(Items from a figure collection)
================================
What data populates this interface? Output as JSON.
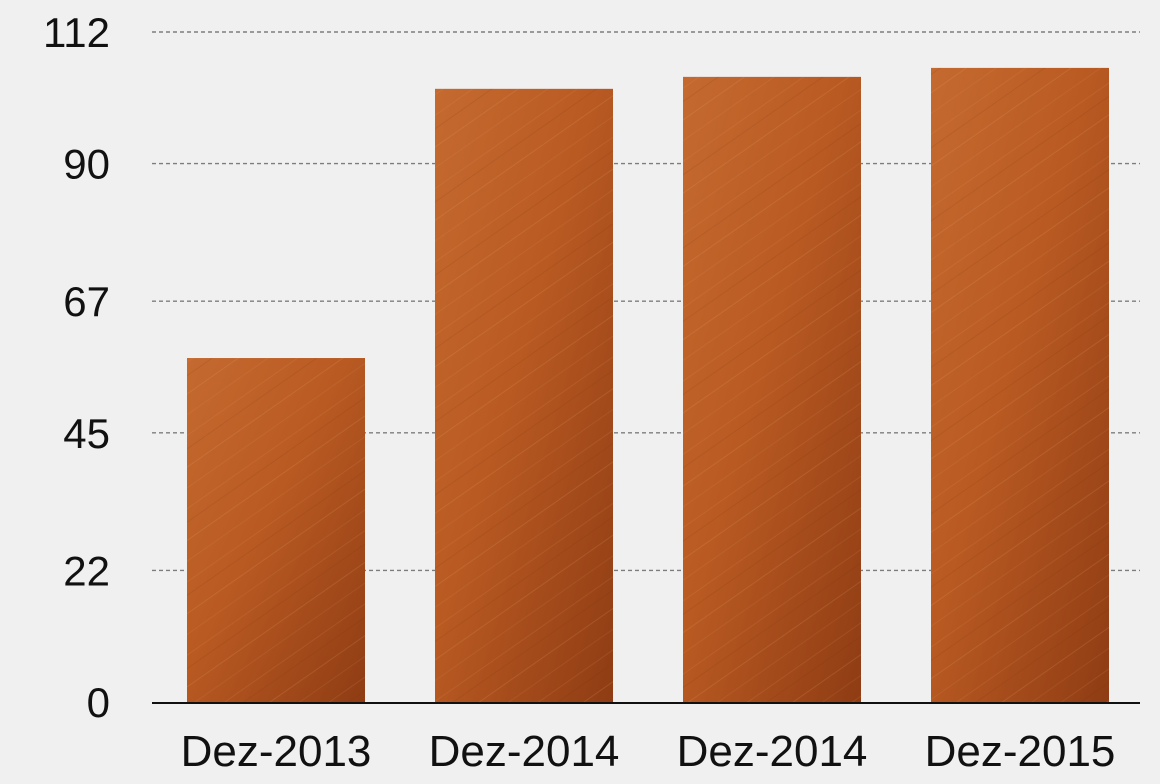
{
  "chart_data": {
    "type": "bar",
    "title": "",
    "xlabel": "",
    "ylabel": "",
    "categories": [
      "Dez-2013",
      "Dez-2014",
      "Dez-2014",
      "Dez-2015"
    ],
    "values": [
      57.5,
      102.5,
      104.5,
      106
    ],
    "yticks": [
      "0",
      "22",
      "45",
      "67",
      "90",
      "112"
    ],
    "ylim": [
      0,
      112
    ],
    "grid": true,
    "legend": "none",
    "colors": {
      "bar_light": "#c96a2c",
      "bar_mid": "#b4561f",
      "bar_dark": "#8e3a12",
      "background": "#f0f0f0",
      "text": "#111111"
    }
  }
}
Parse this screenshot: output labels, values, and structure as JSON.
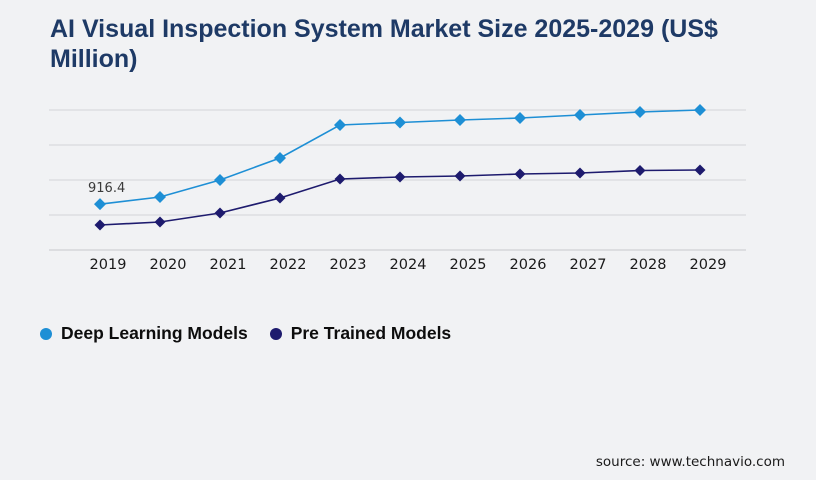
{
  "page": {
    "title": "AI Visual Inspection System Market Size 2025-2029 (US$ Million)",
    "source": "source: www.technavio.com"
  },
  "legend": {
    "items": [
      {
        "label": "Deep Learning Models",
        "color": "#1e8fd5",
        "marker": "circle-icon"
      },
      {
        "label": "Pre Trained Models",
        "color": "#1e1b6e",
        "marker": "circle-icon"
      }
    ]
  },
  "colors": {
    "background": "#f1f2f4",
    "title_text": "#1e3a66",
    "gridline": "#d3d4d8",
    "axis_line": "#c6c8cc",
    "deep_learning_series": "#1e8fd5",
    "pre_trained_series": "#1e1b6e",
    "label_text": "#1a1a1a",
    "point_label_text": "#3a3a3a"
  },
  "chart_data": {
    "type": "line",
    "title": "AI Visual Inspection System Market Size 2025-2029 (US$ Million)",
    "x": [
      2019,
      2020,
      2021,
      2022,
      2023,
      2024,
      2025,
      2026,
      2027,
      2028,
      2029
    ],
    "xlabel": "",
    "ylabel": "",
    "ylim": [
      0,
      2800
    ],
    "gridlines": [
      0,
      700,
      1400,
      2100,
      2800
    ],
    "grid": true,
    "legend_position": "bottom-left",
    "marker": "diamond",
    "series": [
      {
        "name": "Deep Learning Models",
        "color": "#1e8fd5",
        "values": [
          916.4,
          1060,
          1400,
          1840,
          2500,
          2550,
          2600,
          2640,
          2700,
          2760,
          2800
        ]
      },
      {
        "name": "Pre Trained Models",
        "color": "#1e1b6e",
        "values": [
          500,
          560,
          740,
          1040,
          1420,
          1460,
          1480,
          1520,
          1540,
          1590,
          1600
        ]
      }
    ],
    "point_labels": [
      {
        "series": "Deep Learning Models",
        "x": 2019,
        "text": "916.4"
      }
    ]
  }
}
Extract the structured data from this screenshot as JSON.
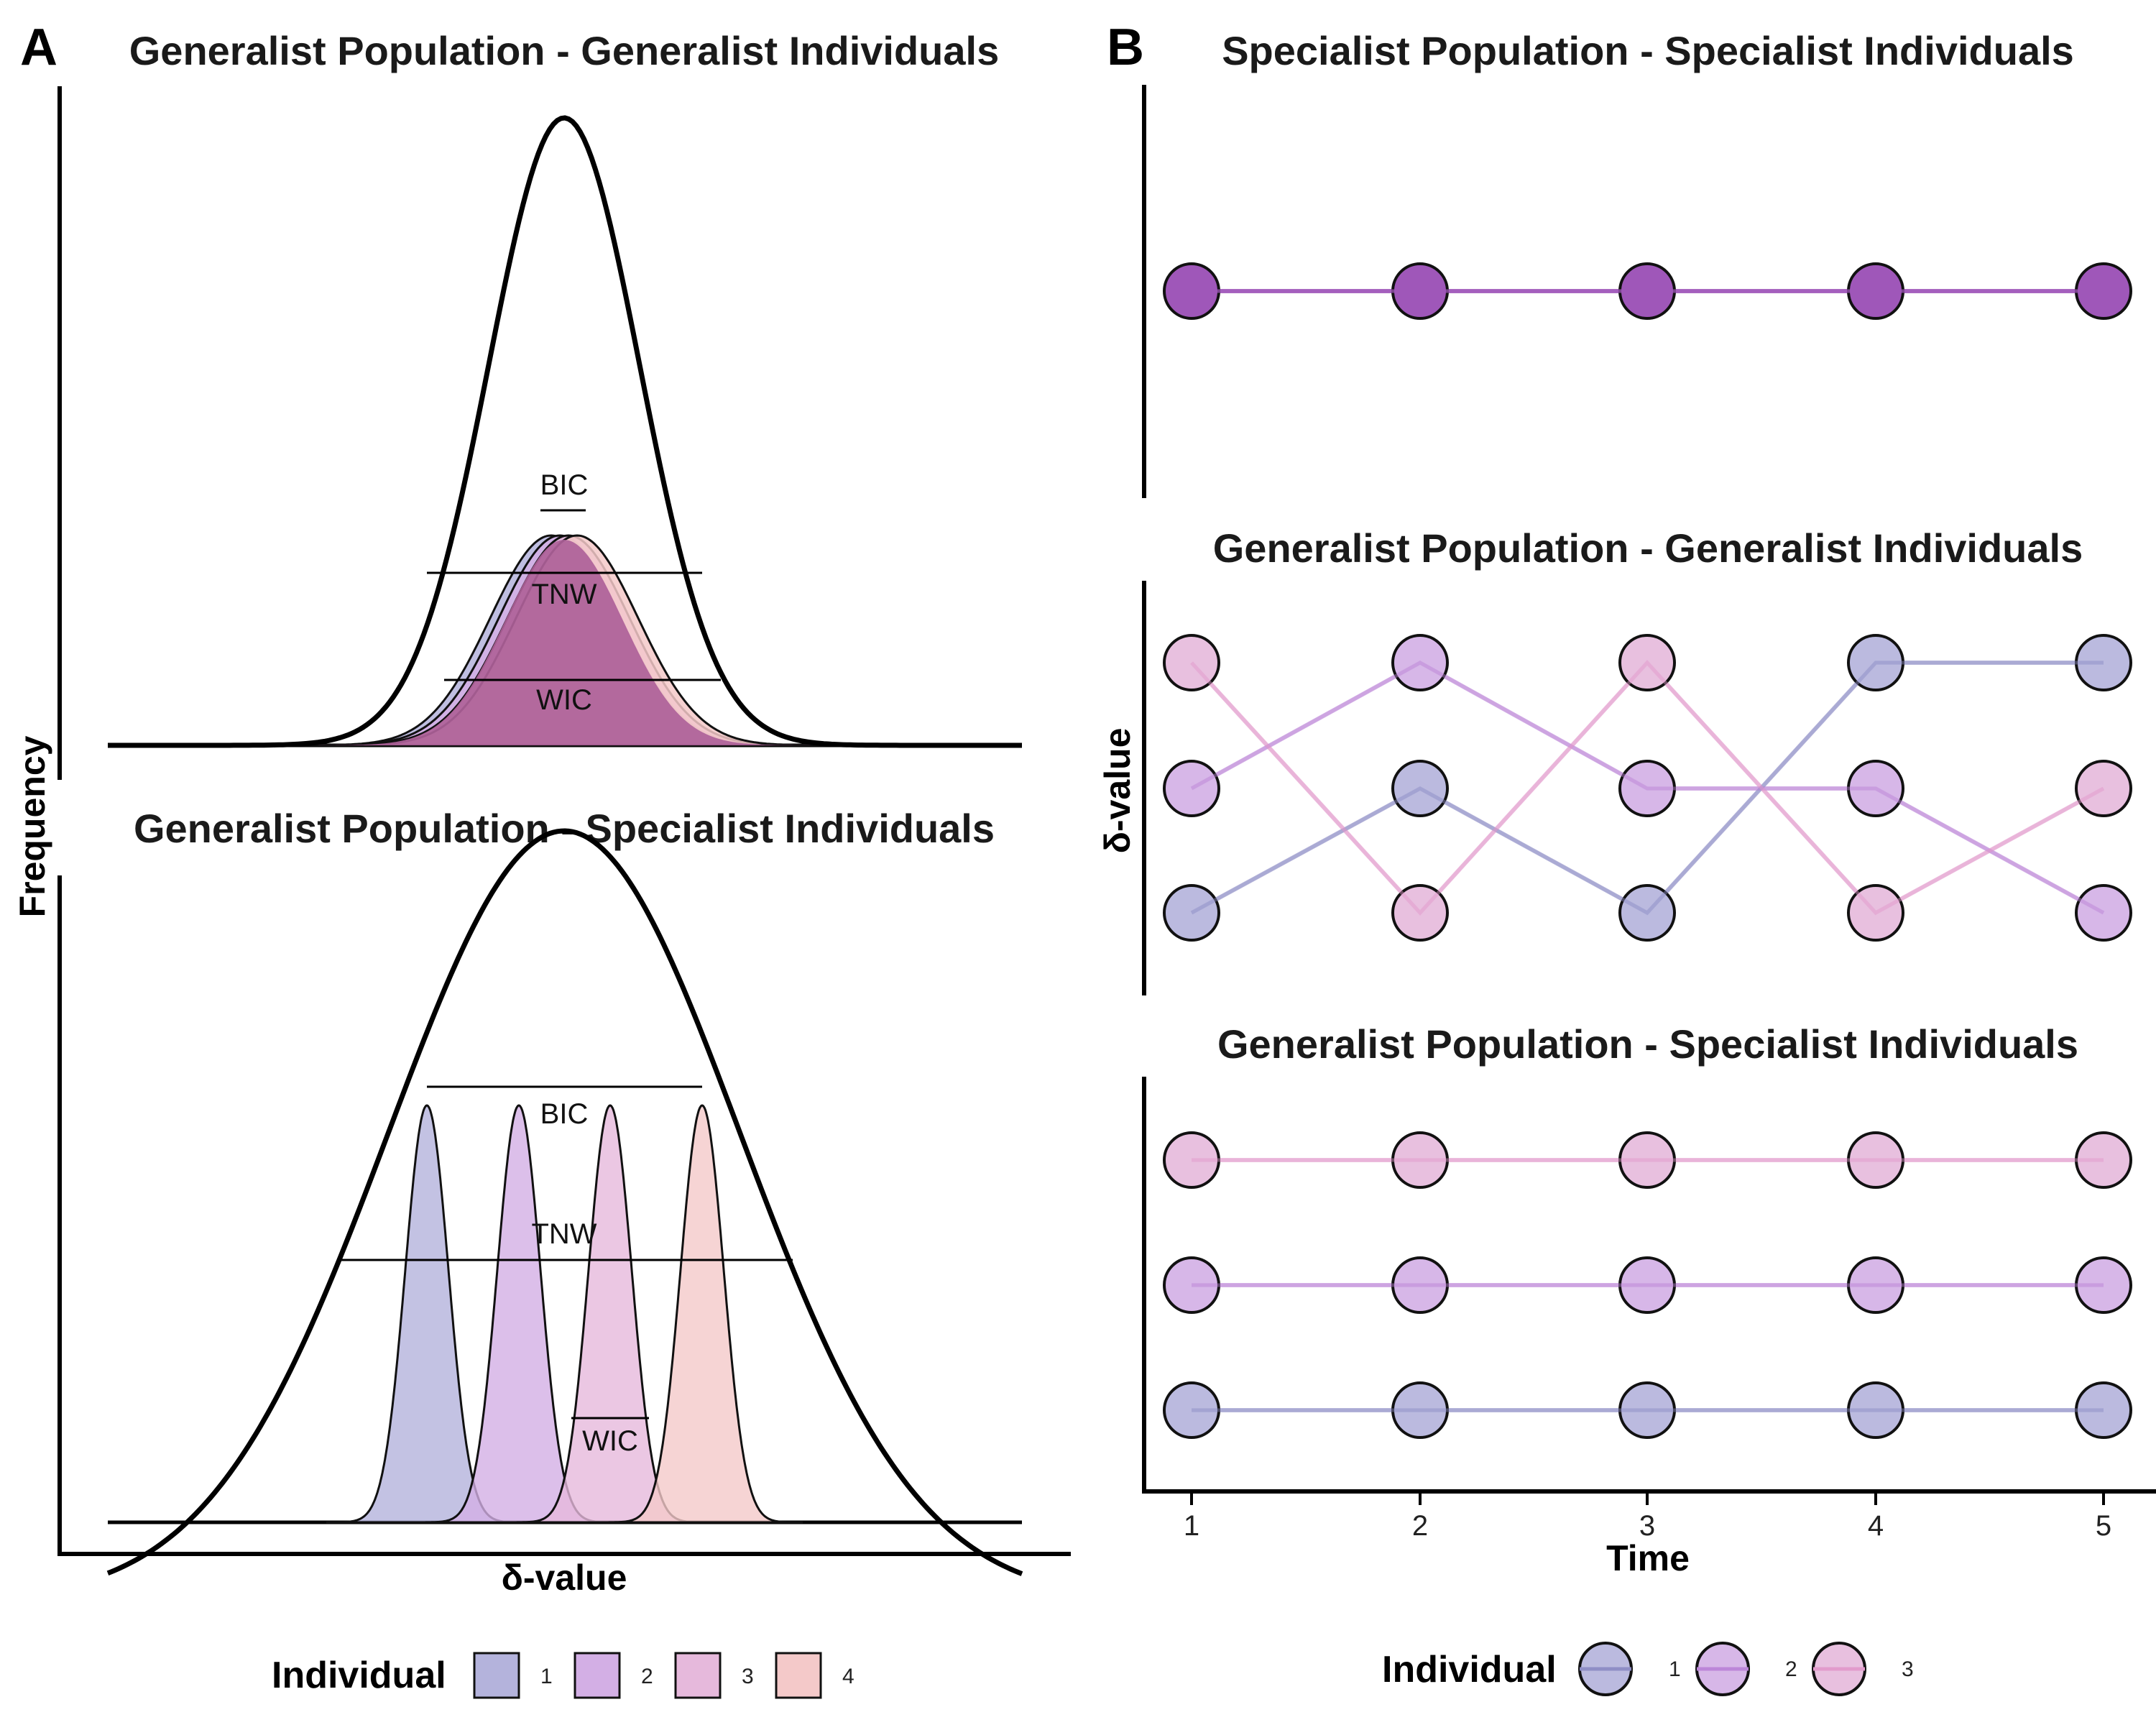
{
  "colors": {
    "ind1": "#b4b3dc",
    "ind2": "#d3afe5",
    "ind3": "#e6b9dc",
    "ind4": "#f4c9c9",
    "spec_pop": "#9f57b9",
    "overlap": "#ae6199",
    "line1": "#8f8ec6",
    "line2": "#bc86d8",
    "line3": "#e29bcc"
  },
  "panel_a": {
    "letter": "A",
    "top": {
      "title": "Generalist Population - Generalist Individuals",
      "annotations": {
        "bic": "BIC",
        "tnw": "TNW",
        "wic": "WIC"
      }
    },
    "bottom": {
      "title": "Generalist Population - Specialist Individuals",
      "annotations": {
        "bic": "BIC",
        "tnw": "TNW",
        "wic": "WIC"
      }
    },
    "ylabel": "Frequency",
    "xlabel": "δ-value",
    "legend": {
      "title": "Individual",
      "items": [
        "1",
        "2",
        "3",
        "4"
      ]
    }
  },
  "panel_b": {
    "letter": "B",
    "top_title": "Specialist Population - Specialist Individuals",
    "mid_title": "Generalist Population - Generalist Individuals",
    "bot_title": "Generalist Population - Specialist Individuals",
    "ylabel": "δ-value",
    "xlabel": "Time",
    "ticks": [
      "1",
      "2",
      "3",
      "4",
      "5"
    ],
    "legend": {
      "title": "Individual",
      "items": [
        "1",
        "2",
        "3"
      ]
    }
  },
  "chart_data": [
    {
      "type": "line",
      "title": "Specialist Population - Specialist Individuals",
      "x": [
        1,
        2,
        3,
        4,
        5
      ],
      "series": [
        {
          "values": [
            2,
            2,
            2,
            2,
            2
          ]
        }
      ]
    },
    {
      "type": "line",
      "title": "Generalist Population - Generalist Individuals",
      "x": [
        1,
        2,
        3,
        4,
        5
      ],
      "series": [
        {
          "name": "1",
          "values": [
            1,
            2,
            1,
            3,
            3
          ]
        },
        {
          "name": "2",
          "values": [
            2,
            3,
            2,
            2,
            1
          ]
        },
        {
          "name": "3",
          "values": [
            3,
            1,
            3,
            1,
            2
          ]
        }
      ]
    },
    {
      "type": "line",
      "title": "Generalist Population - Specialist Individuals",
      "x": [
        1,
        2,
        3,
        4,
        5
      ],
      "series": [
        {
          "name": "1",
          "values": [
            1,
            1,
            1,
            1,
            1
          ]
        },
        {
          "name": "2",
          "values": [
            2,
            2,
            2,
            2,
            2
          ]
        },
        {
          "name": "3",
          "values": [
            3,
            3,
            3,
            3,
            3
          ]
        }
      ]
    }
  ]
}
================================
Every entry must be transcribed exactly. Pictures do not belong in the copy.

What data populates this interface? Output as JSON.
{
  "chart_data": {
    "type": "bar",
    "title": "",
    "xlabel": "",
    "ylabel": "",
    "categories": [
      "Dez-2013",
      "Dez-2014",
      "Dez-2014",
      "Dez-2015"
    ],
    "values": [
      57.5,
      102.5,
      104.5,
      106
    ],
    "yticks": [
      "0",
      "22",
      "45",
      "67",
      "90",
      "112"
    ],
    "ylim": [
      0,
      112
    ],
    "grid": true,
    "legend": "none",
    "colors": {
      "bar_light": "#c96a2c",
      "bar_mid": "#b4561f",
      "bar_dark": "#8e3a12",
      "background": "#f0f0f0",
      "text": "#111111"
    }
  }
}
Parse this screenshot: output labels, values, and structure as JSON.
{
  "page": {
    "title": "AI Visual Inspection System Market Size 2025-2029 (US$ Million)",
    "source": "source: www.technavio.com"
  },
  "legend": {
    "items": [
      {
        "label": "Deep Learning Models",
        "color": "#1e8fd5",
        "marker": "circle-icon"
      },
      {
        "label": "Pre Trained Models",
        "color": "#1e1b6e",
        "marker": "circle-icon"
      }
    ]
  },
  "colors": {
    "background": "#f1f2f4",
    "title_text": "#1e3a66",
    "gridline": "#d3d4d8",
    "axis_line": "#c6c8cc",
    "deep_learning_series": "#1e8fd5",
    "pre_trained_series": "#1e1b6e",
    "label_text": "#1a1a1a",
    "point_label_text": "#3a3a3a"
  },
  "chart_data": {
    "type": "line",
    "title": "AI Visual Inspection System Market Size 2025-2029 (US$ Million)",
    "x": [
      2019,
      2020,
      2021,
      2022,
      2023,
      2024,
      2025,
      2026,
      2027,
      2028,
      2029
    ],
    "xlabel": "",
    "ylabel": "",
    "ylim": [
      0,
      2800
    ],
    "gridlines": [
      0,
      700,
      1400,
      2100,
      2800
    ],
    "grid": true,
    "legend_position": "bottom-left",
    "marker": "diamond",
    "series": [
      {
        "name": "Deep Learning Models",
        "color": "#1e8fd5",
        "values": [
          916.4,
          1060,
          1400,
          1840,
          2500,
          2550,
          2600,
          2640,
          2700,
          2760,
          2800
        ]
      },
      {
        "name": "Pre Trained Models",
        "color": "#1e1b6e",
        "values": [
          500,
          560,
          740,
          1040,
          1420,
          1460,
          1480,
          1520,
          1540,
          1590,
          1600
        ]
      }
    ],
    "point_labels": [
      {
        "series": "Deep Learning Models",
        "x": 2019,
        "text": "916.4"
      }
    ]
  }
}
Extract the structured data from this screenshot as JSON.
{
  "colors": {
    "ind1": "#b4b3dc",
    "ind2": "#d3afe5",
    "ind3": "#e6b9dc",
    "ind4": "#f4c9c9",
    "spec_pop": "#9f57b9",
    "overlap": "#ae6199",
    "line1": "#8f8ec6",
    "line2": "#bc86d8",
    "line3": "#e29bcc"
  },
  "panel_a": {
    "letter": "A",
    "top": {
      "title": "Generalist Population - Generalist Individuals",
      "annotations": {
        "bic": "BIC",
        "tnw": "TNW",
        "wic": "WIC"
      }
    },
    "bottom": {
      "title": "Generalist Population - Specialist Individuals",
      "annotations": {
        "bic": "BIC",
        "tnw": "TNW",
        "wic": "WIC"
      }
    },
    "ylabel": "Frequency",
    "xlabel": "δ-value",
    "legend": {
      "title": "Individual",
      "items": [
        "1",
        "2",
        "3",
        "4"
      ]
    }
  },
  "panel_b": {
    "letter": "B",
    "top_title": "Specialist Population - Specialist Individuals",
    "mid_title": "Generalist Population - Generalist Individuals",
    "bot_title": "Generalist Population - Specialist Individuals",
    "ylabel": "δ-value",
    "xlabel": "Time",
    "ticks": [
      "1",
      "2",
      "3",
      "4",
      "5"
    ],
    "legend": {
      "title": "Individual",
      "items": [
        "1",
        "2",
        "3"
      ]
    }
  },
  "chart_data": [
    {
      "type": "line",
      "title": "Specialist Population - Specialist Individuals",
      "x": [
        1,
        2,
        3,
        4,
        5
      ],
      "series": [
        {
          "values": [
            2,
            2,
            2,
            2,
            2
          ]
        }
      ]
    },
    {
      "type": "line",
      "title": "Generalist Population - Generalist Individuals",
      "x": [
        1,
        2,
        3,
        4,
        5
      ],
      "series": [
        {
          "name": "1",
          "values": [
            1,
            2,
            1,
            3,
            3
          ]
        },
        {
          "name": "2",
          "values": [
            2,
            3,
            2,
            2,
            1
          ]
        },
        {
          "name": "3",
          "values": [
            3,
            1,
            3,
            1,
            2
          ]
        }
      ]
    },
    {
      "type": "line",
      "title": "Generalist Population - Specialist Individuals",
      "x": [
        1,
        2,
        3,
        4,
        5
      ],
      "series": [
        {
          "name": "1",
          "values": [
            1,
            1,
            1,
            1,
            1
          ]
        },
        {
          "name": "2",
          "values": [
            2,
            2,
            2,
            2,
            2
          ]
        },
        {
          "name": "3",
          "values": [
            3,
            3,
            3,
            3,
            3
          ]
        }
      ]
    }
  ]
}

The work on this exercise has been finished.